TASK PROMPT: Find all lines in the listing that include the word "Фонда", then copy them.

Part of a data file:
:::::
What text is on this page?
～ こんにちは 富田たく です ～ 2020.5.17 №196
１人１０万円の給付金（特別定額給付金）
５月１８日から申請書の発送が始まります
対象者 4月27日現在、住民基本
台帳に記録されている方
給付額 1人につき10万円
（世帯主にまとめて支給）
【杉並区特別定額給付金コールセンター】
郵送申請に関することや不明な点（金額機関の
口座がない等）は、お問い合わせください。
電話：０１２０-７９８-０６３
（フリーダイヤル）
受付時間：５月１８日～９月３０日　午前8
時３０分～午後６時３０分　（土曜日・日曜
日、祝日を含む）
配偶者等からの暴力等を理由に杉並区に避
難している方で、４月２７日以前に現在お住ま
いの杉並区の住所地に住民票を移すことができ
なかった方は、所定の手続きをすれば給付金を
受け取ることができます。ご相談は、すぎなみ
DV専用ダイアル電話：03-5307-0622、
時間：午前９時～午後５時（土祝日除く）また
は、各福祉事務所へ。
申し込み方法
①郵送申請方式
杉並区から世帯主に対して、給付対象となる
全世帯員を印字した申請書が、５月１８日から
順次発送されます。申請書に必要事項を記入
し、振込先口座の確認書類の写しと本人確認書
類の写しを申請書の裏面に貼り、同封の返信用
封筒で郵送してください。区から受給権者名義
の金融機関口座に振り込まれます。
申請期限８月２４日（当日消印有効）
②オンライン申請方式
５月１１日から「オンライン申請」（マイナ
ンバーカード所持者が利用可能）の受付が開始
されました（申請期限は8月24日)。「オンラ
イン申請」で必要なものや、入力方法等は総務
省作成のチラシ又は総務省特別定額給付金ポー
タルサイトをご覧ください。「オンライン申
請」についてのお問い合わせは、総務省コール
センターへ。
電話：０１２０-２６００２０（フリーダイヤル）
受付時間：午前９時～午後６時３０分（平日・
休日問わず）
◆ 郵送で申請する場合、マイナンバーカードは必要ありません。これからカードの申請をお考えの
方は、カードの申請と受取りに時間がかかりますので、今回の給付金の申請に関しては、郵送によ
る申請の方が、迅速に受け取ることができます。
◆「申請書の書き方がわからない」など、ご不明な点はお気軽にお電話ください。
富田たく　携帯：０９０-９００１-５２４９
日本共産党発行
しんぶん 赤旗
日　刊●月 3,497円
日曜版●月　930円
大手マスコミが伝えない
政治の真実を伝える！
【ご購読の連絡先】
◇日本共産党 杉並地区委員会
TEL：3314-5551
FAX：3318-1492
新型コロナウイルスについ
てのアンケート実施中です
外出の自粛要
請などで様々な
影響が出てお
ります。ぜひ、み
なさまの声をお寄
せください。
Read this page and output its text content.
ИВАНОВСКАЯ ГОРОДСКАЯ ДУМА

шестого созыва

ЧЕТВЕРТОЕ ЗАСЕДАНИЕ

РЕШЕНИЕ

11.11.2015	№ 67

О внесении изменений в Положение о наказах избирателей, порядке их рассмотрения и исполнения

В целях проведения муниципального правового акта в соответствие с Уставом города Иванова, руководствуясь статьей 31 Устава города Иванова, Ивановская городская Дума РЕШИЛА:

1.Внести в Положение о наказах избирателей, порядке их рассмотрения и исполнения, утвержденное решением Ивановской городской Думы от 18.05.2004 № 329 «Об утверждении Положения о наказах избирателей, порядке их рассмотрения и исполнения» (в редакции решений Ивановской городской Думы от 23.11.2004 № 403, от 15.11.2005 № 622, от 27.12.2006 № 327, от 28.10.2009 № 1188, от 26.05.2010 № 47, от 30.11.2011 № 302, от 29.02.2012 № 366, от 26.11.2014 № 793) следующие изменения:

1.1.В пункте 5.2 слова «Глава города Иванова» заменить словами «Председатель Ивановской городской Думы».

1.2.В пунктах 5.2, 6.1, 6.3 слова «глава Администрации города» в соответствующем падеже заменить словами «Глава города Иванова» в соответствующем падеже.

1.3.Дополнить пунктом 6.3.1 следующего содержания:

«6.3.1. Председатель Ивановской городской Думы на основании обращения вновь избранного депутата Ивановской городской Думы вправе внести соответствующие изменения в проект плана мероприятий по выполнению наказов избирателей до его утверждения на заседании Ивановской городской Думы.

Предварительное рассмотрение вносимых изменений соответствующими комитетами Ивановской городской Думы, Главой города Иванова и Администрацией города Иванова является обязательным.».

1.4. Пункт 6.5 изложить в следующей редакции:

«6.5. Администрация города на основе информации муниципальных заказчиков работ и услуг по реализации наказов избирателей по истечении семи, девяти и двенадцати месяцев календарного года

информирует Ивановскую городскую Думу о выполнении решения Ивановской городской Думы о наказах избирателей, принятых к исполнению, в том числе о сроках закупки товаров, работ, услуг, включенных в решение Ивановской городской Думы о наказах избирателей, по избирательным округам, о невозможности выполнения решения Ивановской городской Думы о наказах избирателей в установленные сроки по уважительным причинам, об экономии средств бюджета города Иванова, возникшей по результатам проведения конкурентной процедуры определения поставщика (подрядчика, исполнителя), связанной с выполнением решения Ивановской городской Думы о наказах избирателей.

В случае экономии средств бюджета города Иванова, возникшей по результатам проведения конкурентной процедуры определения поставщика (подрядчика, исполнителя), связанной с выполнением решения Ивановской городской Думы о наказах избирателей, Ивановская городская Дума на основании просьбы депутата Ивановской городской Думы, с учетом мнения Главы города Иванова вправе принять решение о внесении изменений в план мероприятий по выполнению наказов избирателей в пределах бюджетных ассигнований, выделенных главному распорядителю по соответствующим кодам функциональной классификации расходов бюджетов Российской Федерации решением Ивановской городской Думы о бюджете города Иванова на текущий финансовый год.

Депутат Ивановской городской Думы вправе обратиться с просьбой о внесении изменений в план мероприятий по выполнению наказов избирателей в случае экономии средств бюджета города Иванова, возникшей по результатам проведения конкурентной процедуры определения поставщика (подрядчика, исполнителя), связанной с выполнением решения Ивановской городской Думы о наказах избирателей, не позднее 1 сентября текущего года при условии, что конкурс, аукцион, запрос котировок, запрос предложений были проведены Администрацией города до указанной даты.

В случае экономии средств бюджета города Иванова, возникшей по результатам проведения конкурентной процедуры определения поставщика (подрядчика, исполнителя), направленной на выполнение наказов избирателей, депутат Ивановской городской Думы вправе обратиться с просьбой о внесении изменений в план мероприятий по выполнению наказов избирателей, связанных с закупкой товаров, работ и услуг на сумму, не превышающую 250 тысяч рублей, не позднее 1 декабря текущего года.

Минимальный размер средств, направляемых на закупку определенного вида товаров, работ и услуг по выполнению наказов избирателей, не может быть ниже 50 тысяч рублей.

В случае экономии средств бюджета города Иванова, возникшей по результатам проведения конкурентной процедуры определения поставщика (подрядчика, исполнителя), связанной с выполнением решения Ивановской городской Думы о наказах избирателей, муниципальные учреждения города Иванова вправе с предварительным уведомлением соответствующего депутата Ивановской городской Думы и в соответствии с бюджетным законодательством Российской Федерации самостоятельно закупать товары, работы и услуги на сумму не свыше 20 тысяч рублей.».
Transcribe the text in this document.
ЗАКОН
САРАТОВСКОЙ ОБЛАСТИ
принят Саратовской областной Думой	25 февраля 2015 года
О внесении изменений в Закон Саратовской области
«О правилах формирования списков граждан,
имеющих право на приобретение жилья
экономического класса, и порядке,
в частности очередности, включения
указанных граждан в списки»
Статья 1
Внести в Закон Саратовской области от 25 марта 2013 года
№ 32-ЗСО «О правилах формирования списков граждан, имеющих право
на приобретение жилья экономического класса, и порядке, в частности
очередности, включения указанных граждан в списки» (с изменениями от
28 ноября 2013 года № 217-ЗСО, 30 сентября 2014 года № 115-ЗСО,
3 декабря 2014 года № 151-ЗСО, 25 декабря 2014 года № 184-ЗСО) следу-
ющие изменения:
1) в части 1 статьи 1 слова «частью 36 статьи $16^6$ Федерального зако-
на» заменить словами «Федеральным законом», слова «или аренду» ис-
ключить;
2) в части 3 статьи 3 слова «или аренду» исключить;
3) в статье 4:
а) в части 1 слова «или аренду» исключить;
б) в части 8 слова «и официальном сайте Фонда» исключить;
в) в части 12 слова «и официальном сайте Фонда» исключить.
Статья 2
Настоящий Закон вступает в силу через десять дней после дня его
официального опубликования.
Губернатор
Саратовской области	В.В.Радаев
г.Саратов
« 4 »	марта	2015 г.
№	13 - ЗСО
:::::
TASK ANSWER:
б) в части 8 слова «и официальном сайте Фонда» исключить;
в) в части 12 слова «и официальном сайте Фонда» исключить.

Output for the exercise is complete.